- Directions:
Output every entry exactly as written.

- Given data:
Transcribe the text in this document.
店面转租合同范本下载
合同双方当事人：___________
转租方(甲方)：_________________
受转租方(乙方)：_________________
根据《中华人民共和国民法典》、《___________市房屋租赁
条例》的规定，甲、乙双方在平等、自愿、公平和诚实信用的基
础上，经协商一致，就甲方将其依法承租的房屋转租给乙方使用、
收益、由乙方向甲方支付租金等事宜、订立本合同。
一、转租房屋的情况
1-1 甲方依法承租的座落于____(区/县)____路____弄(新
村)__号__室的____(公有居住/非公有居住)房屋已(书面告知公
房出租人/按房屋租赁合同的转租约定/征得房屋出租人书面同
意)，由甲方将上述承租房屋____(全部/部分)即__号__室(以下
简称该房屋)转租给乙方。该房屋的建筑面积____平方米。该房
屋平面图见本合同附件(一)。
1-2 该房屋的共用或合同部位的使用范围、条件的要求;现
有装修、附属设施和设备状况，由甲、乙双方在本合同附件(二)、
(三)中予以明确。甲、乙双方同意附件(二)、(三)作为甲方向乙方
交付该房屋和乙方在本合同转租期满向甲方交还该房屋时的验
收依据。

- Task result:
Transcribe the text in this document.
店面转租合同范本下载
合同双方当事人：___________
转租方(甲方)：_________________
受转租方(乙方)：_________________
根据《中华人民共和国民法典》、《___________市房屋租赁
条例》的规定，甲、乙双方在平等、自愿、公平和诚实信用的基
础上，经协商一致，就甲方将其依法承租的房屋转租给乙方使用、
收益、由乙方向甲方支付租金等事宜、订立本合同。
一、转租房屋的情况
1-1 甲方依法承租的座落于____(区/县)____路____弄(新
村)__号__室的____(公有居住/非公有居住)房屋已(书面告知公
房出租人/按房屋租赁合同的转租约定/征得房屋出租人书面同
意)，由甲方将上述承租房屋____(全部/部分)即__号__室(以下
简称该房屋)转租给乙方。该房屋的建筑面积____平方米。该房
屋平面图见本合同附件(一)。
1-2 该房屋的共用或合同部位的使用范围、条件的要求;现
有装修、附属设施和设备状况，由甲、乙双方在本合同附件(二)、
(三)中予以明确。甲、乙双方同意附件(二)、(三)作为甲方向乙方
交付该房屋和乙方在本合同转租期满向甲方交还该房屋时的验
收依据。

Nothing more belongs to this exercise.